[PROVIDED MATERIAL]
━━━
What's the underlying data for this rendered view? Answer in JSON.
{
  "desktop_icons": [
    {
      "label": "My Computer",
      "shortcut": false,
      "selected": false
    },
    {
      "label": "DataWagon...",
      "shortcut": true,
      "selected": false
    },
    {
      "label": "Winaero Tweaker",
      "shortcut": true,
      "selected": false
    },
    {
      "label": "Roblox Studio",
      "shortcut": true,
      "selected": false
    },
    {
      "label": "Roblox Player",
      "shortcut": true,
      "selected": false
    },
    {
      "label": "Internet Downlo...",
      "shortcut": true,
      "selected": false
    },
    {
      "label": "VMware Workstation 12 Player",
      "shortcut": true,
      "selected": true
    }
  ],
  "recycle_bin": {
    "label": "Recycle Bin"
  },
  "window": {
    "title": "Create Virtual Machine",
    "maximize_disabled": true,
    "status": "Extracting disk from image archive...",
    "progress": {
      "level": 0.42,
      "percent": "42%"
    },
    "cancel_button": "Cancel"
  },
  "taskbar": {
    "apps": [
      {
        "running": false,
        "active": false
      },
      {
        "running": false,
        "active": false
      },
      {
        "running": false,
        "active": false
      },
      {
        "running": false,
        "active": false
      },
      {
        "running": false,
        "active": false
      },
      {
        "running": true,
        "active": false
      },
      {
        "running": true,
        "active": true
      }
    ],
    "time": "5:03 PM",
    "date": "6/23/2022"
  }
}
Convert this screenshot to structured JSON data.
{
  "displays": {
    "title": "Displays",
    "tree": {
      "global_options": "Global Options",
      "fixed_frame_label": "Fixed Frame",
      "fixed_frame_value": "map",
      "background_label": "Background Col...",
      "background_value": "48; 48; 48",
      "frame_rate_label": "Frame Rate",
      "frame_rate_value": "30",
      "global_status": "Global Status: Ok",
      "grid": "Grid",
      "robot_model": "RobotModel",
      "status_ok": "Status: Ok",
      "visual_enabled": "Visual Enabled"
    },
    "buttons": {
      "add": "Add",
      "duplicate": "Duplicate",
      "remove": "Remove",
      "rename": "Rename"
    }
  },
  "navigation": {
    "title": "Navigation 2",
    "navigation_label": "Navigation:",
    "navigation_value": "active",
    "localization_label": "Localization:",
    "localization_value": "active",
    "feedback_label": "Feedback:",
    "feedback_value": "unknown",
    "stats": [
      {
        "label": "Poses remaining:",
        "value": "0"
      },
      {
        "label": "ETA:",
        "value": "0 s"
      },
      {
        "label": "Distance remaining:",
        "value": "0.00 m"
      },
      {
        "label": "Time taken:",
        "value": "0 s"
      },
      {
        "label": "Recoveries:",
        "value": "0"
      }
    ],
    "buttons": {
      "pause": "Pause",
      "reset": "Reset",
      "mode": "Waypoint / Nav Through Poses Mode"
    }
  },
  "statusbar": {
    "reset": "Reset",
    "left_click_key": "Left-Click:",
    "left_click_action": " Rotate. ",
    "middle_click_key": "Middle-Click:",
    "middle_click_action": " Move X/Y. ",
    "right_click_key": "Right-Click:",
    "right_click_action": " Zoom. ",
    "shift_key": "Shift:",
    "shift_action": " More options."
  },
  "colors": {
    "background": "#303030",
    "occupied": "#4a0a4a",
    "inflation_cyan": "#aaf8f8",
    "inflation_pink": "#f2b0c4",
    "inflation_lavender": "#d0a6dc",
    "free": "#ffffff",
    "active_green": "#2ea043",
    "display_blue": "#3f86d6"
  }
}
━━━
[GIVEN TASK] Return the lines above exactly, keeping every word.

[REPLY]
What's the underlying data for this rendered view? Answer in JSON.
{
  "desktop_icons": [
    {
      "label": "My Computer",
      "shortcut": false,
      "selected": false
    },
    {
      "label": "DataWagon...",
      "shortcut": true,
      "selected": false
    },
    {
      "label": "Winaero Tweaker",
      "shortcut": true,
      "selected": false
    },
    {
      "label": "Roblox Studio",
      "shortcut": true,
      "selected": false
    },
    {
      "label": "Roblox Player",
      "shortcut": true,
      "selected": false
    },
    {
      "label": "Internet Downlo...",
      "shortcut": true,
      "selected": false
    },
    {
      "label": "VMware Workstation 12 Player",
      "shortcut": true,
      "selected": true
    }
  ],
  "recycle_bin": {
    "label": "Recycle Bin"
  },
  "window": {
    "title": "Create Virtual Machine",
    "maximize_disabled": true,
    "status": "Extracting disk from image archive...",
    "progress": {
      "level": 0.42,
      "percent": "42%"
    },
    "cancel_button": "Cancel"
  },
  "taskbar": {
    "apps": [
      {
        "running": false,
        "active": false
      },
      {
        "running": false,
        "active": false
      },
      {
        "running": false,
        "active": false
      },
      {
        "running": false,
        "active": false
      },
      {
        "running": false,
        "active": false
      },
      {
        "running": true,
        "active": false
      },
      {
        "running": true,
        "active": true
      }
    ],
    "time": "5:03 PM",
    "date": "6/23/2022"
  }
}
Convert this screenshot to structured JSON data.
{
  "displays": {
    "title": "Displays",
    "tree": {
      "global_options": "Global Options",
      "fixed_frame_label": "Fixed Frame",
      "fixed_frame_value": "map",
      "background_label": "Background Col...",
      "background_value": "48; 48; 48",
      "frame_rate_label": "Frame Rate",
      "frame_rate_value": "30",
      "global_status": "Global Status: Ok",
      "grid": "Grid",
      "robot_model": "RobotModel",
      "status_ok": "Status: Ok",
      "visual_enabled": "Visual Enabled"
    },
    "buttons": {
      "add": "Add",
      "duplicate": "Duplicate",
      "remove": "Remove",
      "rename": "Rename"
    }
  },
  "navigation": {
    "title": "Navigation 2",
    "navigation_label": "Navigation:",
    "navigation_value": "active",
    "localization_label": "Localization:",
    "localization_value": "active",
    "feedback_label": "Feedback:",
    "feedback_value": "unknown",
    "stats": [
      {
        "label": "Poses remaining:",
        "value": "0"
      },
      {
        "label": "ETA:",
        "value": "0 s"
      },
      {
        "label": "Distance remaining:",
        "value": "0.00 m"
      },
      {
        "label": "Time taken:",
        "value": "0 s"
      },
      {
        "label": "Recoveries:",
        "value": "0"
      }
    ],
    "buttons": {
      "pause": "Pause",
      "reset": "Reset",
      "mode": "Waypoint / Nav Through Poses Mode"
    }
  },
  "statusbar": {
    "reset": "Reset",
    "left_click_key": "Left-Click:",
    "left_click_action": " Rotate. ",
    "middle_click_key": "Middle-Click:",
    "middle_click_action": " Move X/Y. ",
    "right_click_key": "Right-Click:",
    "right_click_action": " Zoom. ",
    "shift_key": "Shift:",
    "shift_action": " More options."
  },
  "colors": {
    "background": "#303030",
    "occupied": "#4a0a4a",
    "inflation_cyan": "#aaf8f8",
    "inflation_pink": "#f2b0c4",
    "inflation_lavender": "#d0a6dc",
    "free": "#ffffff",
    "active_green": "#2ea043",
    "display_blue": "#3f86d6"
  }
}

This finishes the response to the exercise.